◆ **TASK**: Scan the entries below. List each line with "document".

○ ○ ○ ○ ○

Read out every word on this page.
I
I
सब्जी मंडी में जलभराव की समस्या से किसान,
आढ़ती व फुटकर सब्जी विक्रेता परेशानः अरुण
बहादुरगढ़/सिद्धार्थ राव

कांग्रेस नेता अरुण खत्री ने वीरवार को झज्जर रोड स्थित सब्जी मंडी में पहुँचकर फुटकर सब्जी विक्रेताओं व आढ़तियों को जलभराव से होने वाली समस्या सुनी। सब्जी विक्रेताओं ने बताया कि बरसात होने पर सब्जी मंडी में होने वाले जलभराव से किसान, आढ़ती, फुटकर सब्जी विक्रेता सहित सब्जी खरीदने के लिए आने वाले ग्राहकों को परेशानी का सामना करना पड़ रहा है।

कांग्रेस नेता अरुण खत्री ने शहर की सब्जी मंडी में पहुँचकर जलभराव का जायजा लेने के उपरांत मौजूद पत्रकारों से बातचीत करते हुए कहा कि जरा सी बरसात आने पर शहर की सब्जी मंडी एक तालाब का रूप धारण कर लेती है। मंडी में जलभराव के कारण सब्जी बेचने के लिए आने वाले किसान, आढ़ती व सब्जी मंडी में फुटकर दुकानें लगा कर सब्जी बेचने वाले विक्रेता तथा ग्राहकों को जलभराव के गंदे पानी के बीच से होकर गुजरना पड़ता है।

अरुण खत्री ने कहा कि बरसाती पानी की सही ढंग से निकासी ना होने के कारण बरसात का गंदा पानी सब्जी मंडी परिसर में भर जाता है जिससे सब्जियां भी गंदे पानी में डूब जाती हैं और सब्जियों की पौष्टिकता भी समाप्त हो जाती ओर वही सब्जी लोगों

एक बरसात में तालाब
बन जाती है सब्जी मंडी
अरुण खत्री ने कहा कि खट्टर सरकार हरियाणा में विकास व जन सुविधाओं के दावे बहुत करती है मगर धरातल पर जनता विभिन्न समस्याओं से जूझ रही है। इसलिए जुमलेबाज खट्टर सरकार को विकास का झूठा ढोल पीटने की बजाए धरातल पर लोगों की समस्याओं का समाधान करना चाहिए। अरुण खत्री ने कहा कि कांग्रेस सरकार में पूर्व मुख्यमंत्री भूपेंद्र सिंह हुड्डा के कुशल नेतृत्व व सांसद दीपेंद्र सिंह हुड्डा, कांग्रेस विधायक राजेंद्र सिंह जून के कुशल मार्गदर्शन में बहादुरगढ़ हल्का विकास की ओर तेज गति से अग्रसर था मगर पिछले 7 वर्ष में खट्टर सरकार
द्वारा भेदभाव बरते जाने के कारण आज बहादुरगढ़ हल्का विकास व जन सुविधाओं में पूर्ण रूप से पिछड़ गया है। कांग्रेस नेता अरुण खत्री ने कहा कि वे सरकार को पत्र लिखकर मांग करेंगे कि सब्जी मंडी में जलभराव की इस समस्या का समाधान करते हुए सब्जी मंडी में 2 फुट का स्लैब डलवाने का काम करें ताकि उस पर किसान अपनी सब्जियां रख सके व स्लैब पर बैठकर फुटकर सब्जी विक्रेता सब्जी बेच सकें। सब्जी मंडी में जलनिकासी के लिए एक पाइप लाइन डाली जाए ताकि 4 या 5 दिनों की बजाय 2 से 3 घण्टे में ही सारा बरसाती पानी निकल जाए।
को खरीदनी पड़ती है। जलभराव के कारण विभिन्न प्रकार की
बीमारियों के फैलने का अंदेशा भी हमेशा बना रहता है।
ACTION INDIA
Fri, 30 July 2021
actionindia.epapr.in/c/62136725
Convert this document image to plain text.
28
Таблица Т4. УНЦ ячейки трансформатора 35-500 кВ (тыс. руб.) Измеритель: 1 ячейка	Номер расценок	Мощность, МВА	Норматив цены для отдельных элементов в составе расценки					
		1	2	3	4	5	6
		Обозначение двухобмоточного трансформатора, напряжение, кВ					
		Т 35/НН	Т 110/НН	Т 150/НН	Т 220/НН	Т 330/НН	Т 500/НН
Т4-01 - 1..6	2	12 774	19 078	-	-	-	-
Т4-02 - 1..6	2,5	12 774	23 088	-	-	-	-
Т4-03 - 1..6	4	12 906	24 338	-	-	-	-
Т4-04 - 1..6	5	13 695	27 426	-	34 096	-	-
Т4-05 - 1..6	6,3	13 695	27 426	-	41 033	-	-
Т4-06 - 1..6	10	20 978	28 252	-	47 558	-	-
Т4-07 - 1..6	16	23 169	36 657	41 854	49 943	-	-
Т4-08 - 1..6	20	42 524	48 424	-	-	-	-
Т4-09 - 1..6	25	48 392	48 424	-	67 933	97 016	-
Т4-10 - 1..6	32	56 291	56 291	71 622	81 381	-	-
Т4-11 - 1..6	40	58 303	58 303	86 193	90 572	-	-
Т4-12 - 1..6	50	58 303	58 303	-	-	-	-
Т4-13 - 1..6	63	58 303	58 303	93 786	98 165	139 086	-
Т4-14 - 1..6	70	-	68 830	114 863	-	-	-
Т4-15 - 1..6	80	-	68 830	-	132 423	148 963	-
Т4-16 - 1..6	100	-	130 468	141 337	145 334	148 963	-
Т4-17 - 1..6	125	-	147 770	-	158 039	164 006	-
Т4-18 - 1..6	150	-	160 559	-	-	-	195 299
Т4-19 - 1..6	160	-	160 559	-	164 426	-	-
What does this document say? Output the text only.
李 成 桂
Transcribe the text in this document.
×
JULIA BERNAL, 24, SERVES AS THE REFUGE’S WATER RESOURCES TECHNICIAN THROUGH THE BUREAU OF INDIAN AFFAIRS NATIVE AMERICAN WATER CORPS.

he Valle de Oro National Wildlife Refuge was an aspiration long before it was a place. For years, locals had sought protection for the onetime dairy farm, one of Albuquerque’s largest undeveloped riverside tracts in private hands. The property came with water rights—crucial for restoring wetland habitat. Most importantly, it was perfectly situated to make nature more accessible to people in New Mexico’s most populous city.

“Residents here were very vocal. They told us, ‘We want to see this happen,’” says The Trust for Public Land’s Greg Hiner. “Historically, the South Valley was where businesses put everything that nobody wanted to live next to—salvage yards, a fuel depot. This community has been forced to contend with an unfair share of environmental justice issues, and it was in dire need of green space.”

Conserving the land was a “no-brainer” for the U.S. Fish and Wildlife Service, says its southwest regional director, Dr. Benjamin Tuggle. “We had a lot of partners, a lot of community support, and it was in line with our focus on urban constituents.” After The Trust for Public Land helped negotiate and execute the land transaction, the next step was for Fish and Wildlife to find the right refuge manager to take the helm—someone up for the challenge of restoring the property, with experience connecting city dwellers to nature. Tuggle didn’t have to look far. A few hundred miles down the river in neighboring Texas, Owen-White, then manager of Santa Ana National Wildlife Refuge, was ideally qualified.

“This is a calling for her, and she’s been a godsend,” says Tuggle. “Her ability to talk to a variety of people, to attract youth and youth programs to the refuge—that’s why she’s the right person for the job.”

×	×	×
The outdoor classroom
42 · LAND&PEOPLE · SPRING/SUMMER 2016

○ ○ ○ ○ ○

◆ **TASK RESULT**:
Convert this document image to plain text.
What does this document say? Output the text only.
Transcribe the text in this document.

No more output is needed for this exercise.